What you have to do: Retype the data from its first line up to and including the line containing "The distance G is at (273, 166).", matching each line exactly. Leave the pictures out of your answer.

---------- Recorded data ----------

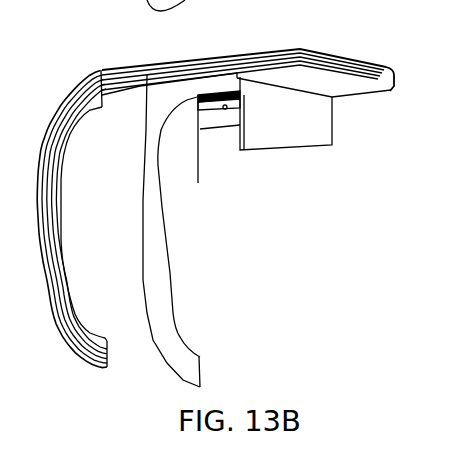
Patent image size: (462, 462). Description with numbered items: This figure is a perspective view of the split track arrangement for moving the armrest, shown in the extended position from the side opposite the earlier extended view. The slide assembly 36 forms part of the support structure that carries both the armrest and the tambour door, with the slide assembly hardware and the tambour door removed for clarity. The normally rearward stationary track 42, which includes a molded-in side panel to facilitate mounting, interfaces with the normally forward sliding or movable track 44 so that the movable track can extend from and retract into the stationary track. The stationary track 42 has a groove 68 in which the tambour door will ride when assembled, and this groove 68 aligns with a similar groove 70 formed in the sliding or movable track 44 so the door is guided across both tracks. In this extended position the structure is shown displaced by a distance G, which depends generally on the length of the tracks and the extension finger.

The slide assembly 36 is at (274, 251).
The stationary track 42 is at (60, 266).
The sliding or movable track 44 is at (2, 87).
The groove 68 is at (160, 67).
The groove 70 is at (248, 56).
The distance G is at (273, 166).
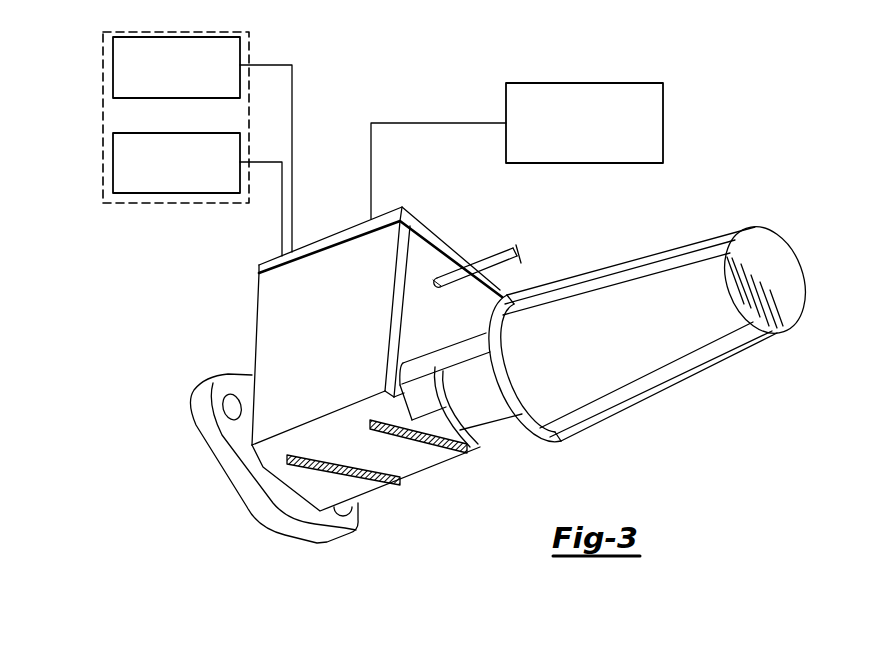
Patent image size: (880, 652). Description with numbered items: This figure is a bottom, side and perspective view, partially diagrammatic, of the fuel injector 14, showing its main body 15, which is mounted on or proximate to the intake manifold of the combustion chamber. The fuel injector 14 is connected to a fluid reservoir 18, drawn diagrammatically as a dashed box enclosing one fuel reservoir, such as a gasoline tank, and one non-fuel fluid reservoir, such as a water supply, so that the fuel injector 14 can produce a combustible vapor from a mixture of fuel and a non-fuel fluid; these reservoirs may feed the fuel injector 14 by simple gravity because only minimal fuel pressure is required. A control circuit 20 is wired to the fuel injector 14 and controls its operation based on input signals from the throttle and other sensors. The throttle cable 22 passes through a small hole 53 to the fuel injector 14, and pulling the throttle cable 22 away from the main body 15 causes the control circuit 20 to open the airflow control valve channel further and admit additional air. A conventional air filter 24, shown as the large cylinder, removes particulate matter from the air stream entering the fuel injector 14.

The fuel injector 14 is at (226, 318).
The main body 15 is at (393, 463).
The fluid reservoir 18 is at (103, 50).
The control circuit 20 is at (553, 83).
The throttle cable 22 is at (490, 252).
The air filter 24 is at (663, 353).
The small hole 53 is at (433, 283).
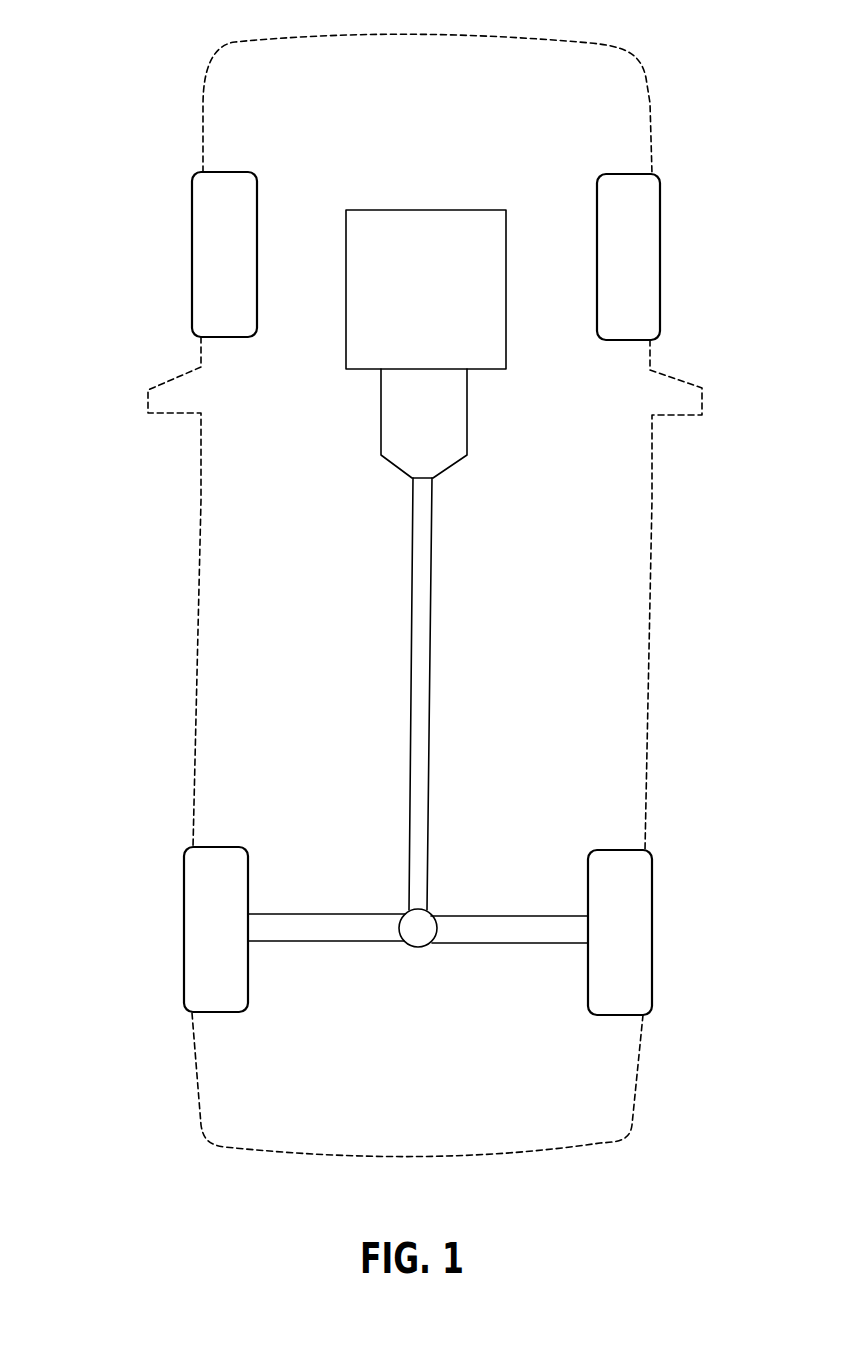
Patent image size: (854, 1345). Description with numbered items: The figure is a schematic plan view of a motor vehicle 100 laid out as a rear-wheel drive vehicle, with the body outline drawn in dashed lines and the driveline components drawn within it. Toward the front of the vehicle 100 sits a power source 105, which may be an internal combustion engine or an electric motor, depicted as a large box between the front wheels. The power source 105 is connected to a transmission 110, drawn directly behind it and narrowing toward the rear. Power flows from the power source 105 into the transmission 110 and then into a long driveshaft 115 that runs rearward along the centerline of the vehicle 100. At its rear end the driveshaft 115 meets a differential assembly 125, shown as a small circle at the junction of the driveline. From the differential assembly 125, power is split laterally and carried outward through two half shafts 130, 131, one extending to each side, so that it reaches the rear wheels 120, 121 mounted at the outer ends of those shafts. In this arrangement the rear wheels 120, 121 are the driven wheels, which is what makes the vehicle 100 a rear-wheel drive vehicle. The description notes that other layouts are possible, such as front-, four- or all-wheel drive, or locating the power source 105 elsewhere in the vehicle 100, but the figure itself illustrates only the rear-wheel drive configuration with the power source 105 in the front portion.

The motor vehicle 100 is at (178, 128).
The power source 105 is at (443, 304).
The transmission 110 is at (443, 437).
The driveshaft 115 is at (427, 757).
The rear wheel 120 is at (234, 944).
The rear wheel 121 is at (637, 947).
The differential assembly 125 is at (417, 947).
The half shaft 130 is at (342, 941).
The half shaft 131 is at (506, 943).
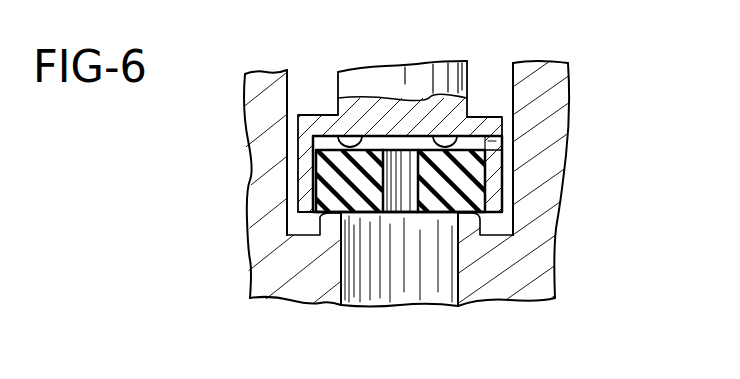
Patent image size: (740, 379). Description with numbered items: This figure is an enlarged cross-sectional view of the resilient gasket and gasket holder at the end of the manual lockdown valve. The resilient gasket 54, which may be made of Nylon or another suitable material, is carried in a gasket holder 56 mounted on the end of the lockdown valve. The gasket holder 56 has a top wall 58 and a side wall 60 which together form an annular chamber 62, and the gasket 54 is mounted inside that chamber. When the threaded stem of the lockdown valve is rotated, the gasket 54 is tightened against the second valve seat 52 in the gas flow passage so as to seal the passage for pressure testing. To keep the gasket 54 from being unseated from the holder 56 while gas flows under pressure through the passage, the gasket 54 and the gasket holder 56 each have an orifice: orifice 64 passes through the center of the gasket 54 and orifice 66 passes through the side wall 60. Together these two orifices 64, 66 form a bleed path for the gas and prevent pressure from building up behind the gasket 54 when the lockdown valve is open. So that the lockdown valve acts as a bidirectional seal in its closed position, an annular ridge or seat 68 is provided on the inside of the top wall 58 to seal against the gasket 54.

The second valve seat 52 is at (468, 218).
The resilient gasket 54 is at (518, 168).
The gasket holder 56 is at (290, 124).
The top wall 58 is at (322, 117).
The side wall 60 is at (309, 172).
The annular chamber 62 is at (413, 140).
The orifice 64 is at (500, 143).
The orifice 66 is at (406, 198).
The annular ridge or seat 68 is at (349, 141).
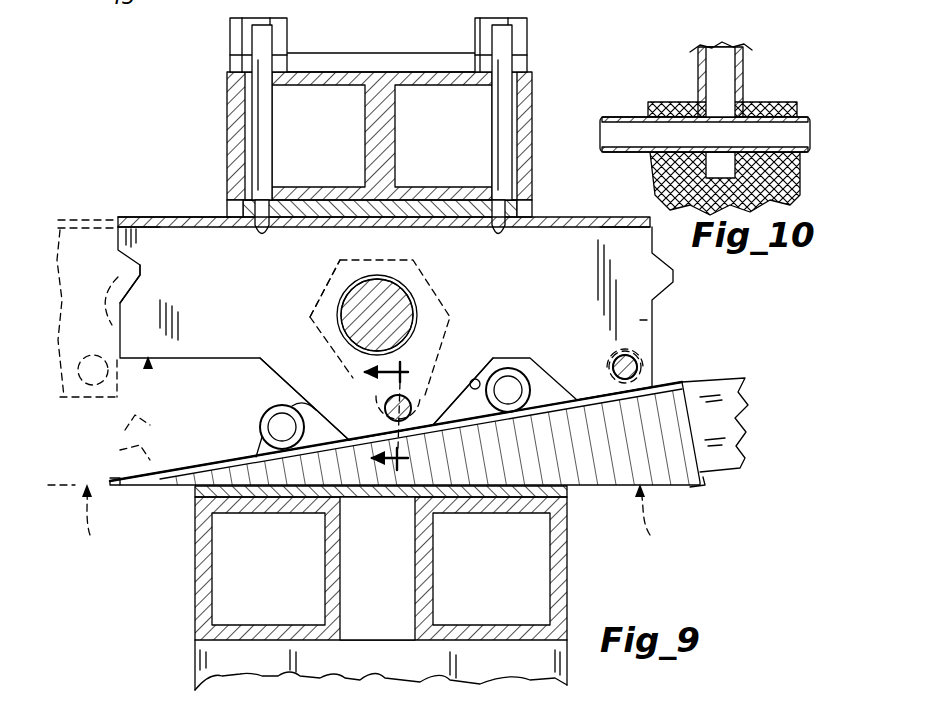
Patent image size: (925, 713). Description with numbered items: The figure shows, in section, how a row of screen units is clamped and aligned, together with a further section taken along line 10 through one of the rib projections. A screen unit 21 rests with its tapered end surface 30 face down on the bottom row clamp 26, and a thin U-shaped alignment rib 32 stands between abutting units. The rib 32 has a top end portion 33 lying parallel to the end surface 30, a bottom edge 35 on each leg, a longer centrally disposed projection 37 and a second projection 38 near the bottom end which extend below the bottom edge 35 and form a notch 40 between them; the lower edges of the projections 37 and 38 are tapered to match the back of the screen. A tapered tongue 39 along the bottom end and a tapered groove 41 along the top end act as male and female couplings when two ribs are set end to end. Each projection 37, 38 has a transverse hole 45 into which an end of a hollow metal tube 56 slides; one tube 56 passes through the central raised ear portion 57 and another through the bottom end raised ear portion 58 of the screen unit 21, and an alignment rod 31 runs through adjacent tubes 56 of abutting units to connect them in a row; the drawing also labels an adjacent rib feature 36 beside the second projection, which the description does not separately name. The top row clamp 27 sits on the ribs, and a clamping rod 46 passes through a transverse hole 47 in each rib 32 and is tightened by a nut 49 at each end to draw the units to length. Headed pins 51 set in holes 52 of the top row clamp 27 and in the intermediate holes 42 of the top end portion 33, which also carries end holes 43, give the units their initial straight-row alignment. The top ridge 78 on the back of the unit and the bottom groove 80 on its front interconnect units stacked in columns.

In FIG. 9, the section line 10— 10 is at (369, 418).
In FIG. 9, the screen unit 21 is at (358, 522).
In FIG. 9, the bottom row clamp 26 is at (568, 592).
In FIG. 9, the top row clamp 27 is at (399, 135).
In FIG. 9, the tapered end surface 30 is at (160, 490).
In FIG. 9, the alignment rod 31 is at (383, 417).
In FIG. 10, the alignment rod 31 is at (633, 138).
In FIG. 9, the alignment rib 32 is at (72, 212).
In FIG. 10, the alignment rib 32 is at (735, 83).
In FIG. 9, the top end portion 33 is at (208, 217).
In FIG. 9, the bottom edge 35 is at (203, 360).
In FIG. 9, the right lug 36 is at (475, 380).
In FIG. 9, the centrally disposed projection 37 is at (318, 388).
In FIG. 9, the second projection 38 is at (579, 385).
In FIG. 9, the tapered tongue 39 is at (118, 332).
In FIG. 9, the notch 40 is at (402, 228).
In FIG. 9, the tapered groove 41 is at (143, 276).
In FIG. 9, the intermediate hole 42 is at (262, 236).
In FIG. 9, the end hole 43 is at (150, 217).
In FIG. 9, the transverse hole 45 is at (627, 352).
In FIG. 9, the clamping rod 46 is at (378, 300).
In FIG. 9, the transverse hole 47 is at (352, 298).
In FIG. 9, the nut 49 is at (305, 311).
In FIG. 9, the pin 51 is at (252, 123).
In FIG. 9, the hole 52 is at (266, 96).
In FIG. 9, the hollow metal tube 56 is at (617, 357).
In FIG. 10, the hollow metal tube 56 is at (632, 113).
In FIG. 9, the central raised ear portion 57 is at (443, 364).
In FIG. 9, the bottom end raised ear portion 58 is at (640, 320).
In FIG. 9, the top ridge 78 is at (117, 480).
In FIG. 9, the bottom groove 80 is at (690, 485).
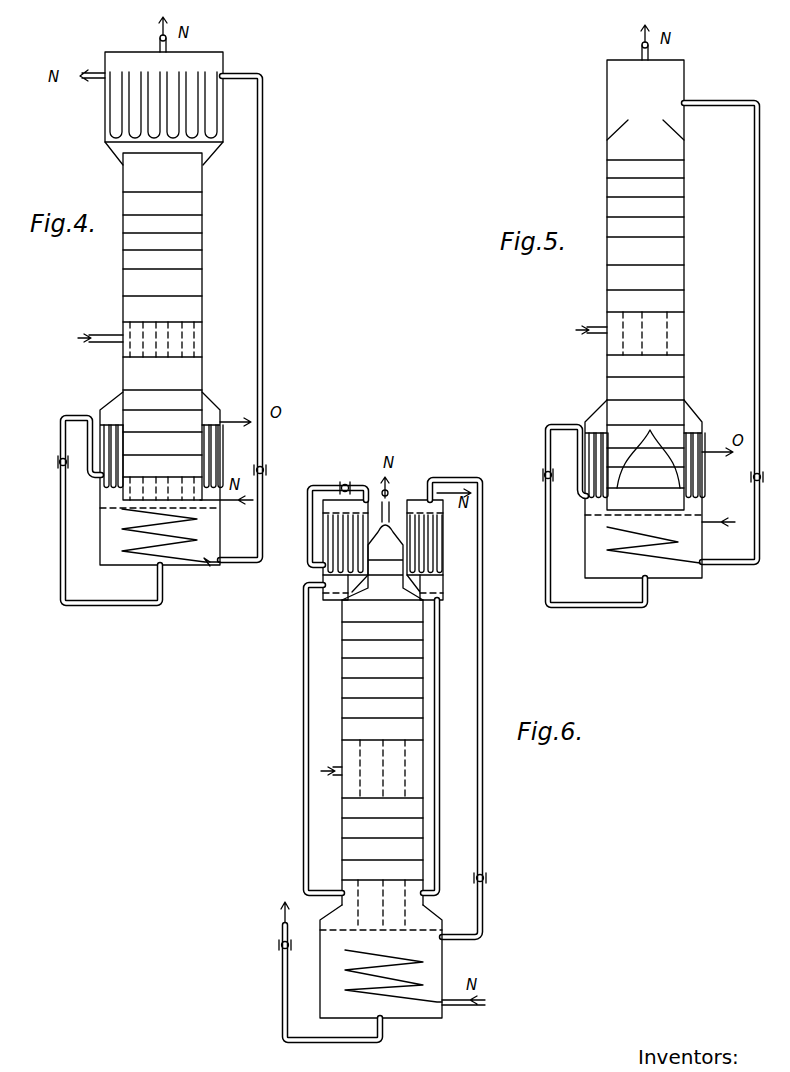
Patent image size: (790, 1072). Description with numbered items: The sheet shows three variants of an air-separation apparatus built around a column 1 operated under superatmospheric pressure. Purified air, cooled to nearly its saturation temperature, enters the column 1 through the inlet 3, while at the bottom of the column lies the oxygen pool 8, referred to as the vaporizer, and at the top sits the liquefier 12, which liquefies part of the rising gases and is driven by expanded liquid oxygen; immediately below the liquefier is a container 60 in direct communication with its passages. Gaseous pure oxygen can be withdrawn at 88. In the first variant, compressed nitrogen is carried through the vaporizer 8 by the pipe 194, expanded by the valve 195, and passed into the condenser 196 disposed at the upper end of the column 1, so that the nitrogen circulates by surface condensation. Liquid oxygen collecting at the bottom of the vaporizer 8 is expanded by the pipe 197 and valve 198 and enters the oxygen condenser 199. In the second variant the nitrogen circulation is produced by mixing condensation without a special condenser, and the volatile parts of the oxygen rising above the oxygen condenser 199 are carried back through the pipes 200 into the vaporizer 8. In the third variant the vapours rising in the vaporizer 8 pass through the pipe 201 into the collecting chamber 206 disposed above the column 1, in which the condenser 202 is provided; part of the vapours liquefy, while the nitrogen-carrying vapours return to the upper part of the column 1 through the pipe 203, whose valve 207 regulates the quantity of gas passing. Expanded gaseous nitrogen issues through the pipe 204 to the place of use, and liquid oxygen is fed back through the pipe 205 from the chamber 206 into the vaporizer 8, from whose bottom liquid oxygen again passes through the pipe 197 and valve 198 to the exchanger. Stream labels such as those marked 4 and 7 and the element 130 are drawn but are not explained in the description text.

In FIG. 4, the column 1 is at (162, 326).
In FIG. 5, the column 1 is at (645, 285).
In FIG. 6, the column 1 is at (382, 762).
In FIG. 4, the inlet 3 is at (97, 335).
In FIG. 5, the inlet 3 is at (582, 326).
In FIG. 6, the inlet 3 is at (330, 760).
In FIG. 4, the vent valve 4 is at (149, 34).
In FIG. 6, the vent valve 4 is at (373, 491).
In FIG. 4, the outlet valve 7 is at (90, 67).
In FIG. 5, the outlet valve 7 is at (634, 42).
In FIG. 4, the oxygen pool 8 is at (162, 535).
In FIG. 5, the oxygen pool 8 is at (647, 549).
In FIG. 6, the oxygen pool 8 is at (381, 961).
In FIG. 5, the liquefier 12 is at (690, 430).
In FIG. 4, the container 60 is at (113, 153).
In FIG. 4, the oxygen withdrawal point 88 is at (233, 420).
In FIG. 5, the oxygen withdrawal point 88 is at (712, 448).
In FIG. 5, the vapor dome 130 is at (676, 132).
In FIG. 6, the vapor dome 130 is at (382, 556).
In FIG. 4, the pipe 194 is at (262, 290).
In FIG. 5, the pipe 194 is at (753, 284).
In FIG. 6, the pipe 194 is at (483, 645).
In FIG. 4, the valve 195 is at (266, 466).
In FIG. 5, the valve 195 is at (738, 481).
In FIG. 6, the valve 195 is at (485, 880).
In FIG. 4, the condenser 196 is at (180, 90).
In FIG. 4, the pipe 197 is at (120, 606).
In FIG. 5, the pipe 197 is at (600, 607).
In FIG. 6, the pipe 197 is at (300, 1038).
In FIG. 4, the valve 198 is at (66, 468).
In FIG. 5, the valve 198 is at (546, 472).
In FIG. 6, the valve 198 is at (280, 943).
In FIG. 4, the oxygen condenser 199 is at (217, 468).
In FIG. 5, the oxygen condenser 199 is at (590, 430).
In FIG. 5, the pipes 200 is at (674, 432).
In FIG. 6, the pipe 201 is at (305, 805).
In FIG. 6, the condenser 202 is at (330, 548).
In FIG. 6, the pipe 203 is at (309, 524).
In FIG. 6, the pipe 204 is at (433, 490).
In FIG. 6, the pipe 205 is at (441, 772).
In FIG. 6, the collecting chamber 206 is at (437, 588).
In FIG. 6, the valve 207 is at (344, 483).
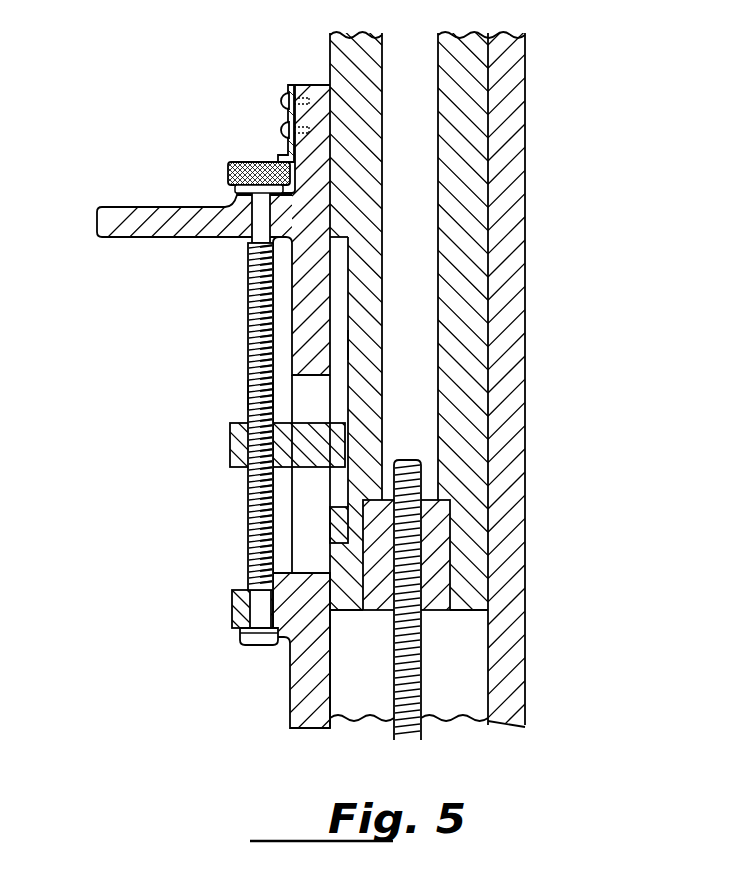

----------

Output of the exercise:
Patent image size: (462, 462). Description with numbered items: This figure is a perspective view of the split track arrangement for moving the armrest, shown in the extended position from the side opposite the earlier extended view. The slide assembly 36 forms part of the support structure that carries both the armrest and the tambour door, with the slide assembly hardware and the tambour door removed for clarity. The normally rearward stationary track 42, which includes a molded-in side panel to facilitate mounting, interfaces with the normally forward sliding or movable track 44 so that the movable track can extend from and retract into the stationary track. The stationary track 42 has a groove 68 in which the tambour door will ride when assembled, and this groove 68 aligns with a similar groove 70 formed in the sliding or movable track 44 so the door is guided across both tracks. In this extended position the structure is shown displaced by a distance G, which depends generally on the length of the tracks and the extension finger.

The slide assembly 36 is at (274, 251).
The stationary track 42 is at (60, 266).
The sliding or movable track 44 is at (2, 87).
The groove 68 is at (160, 67).
The groove 70 is at (248, 56).
The distance G is at (273, 166).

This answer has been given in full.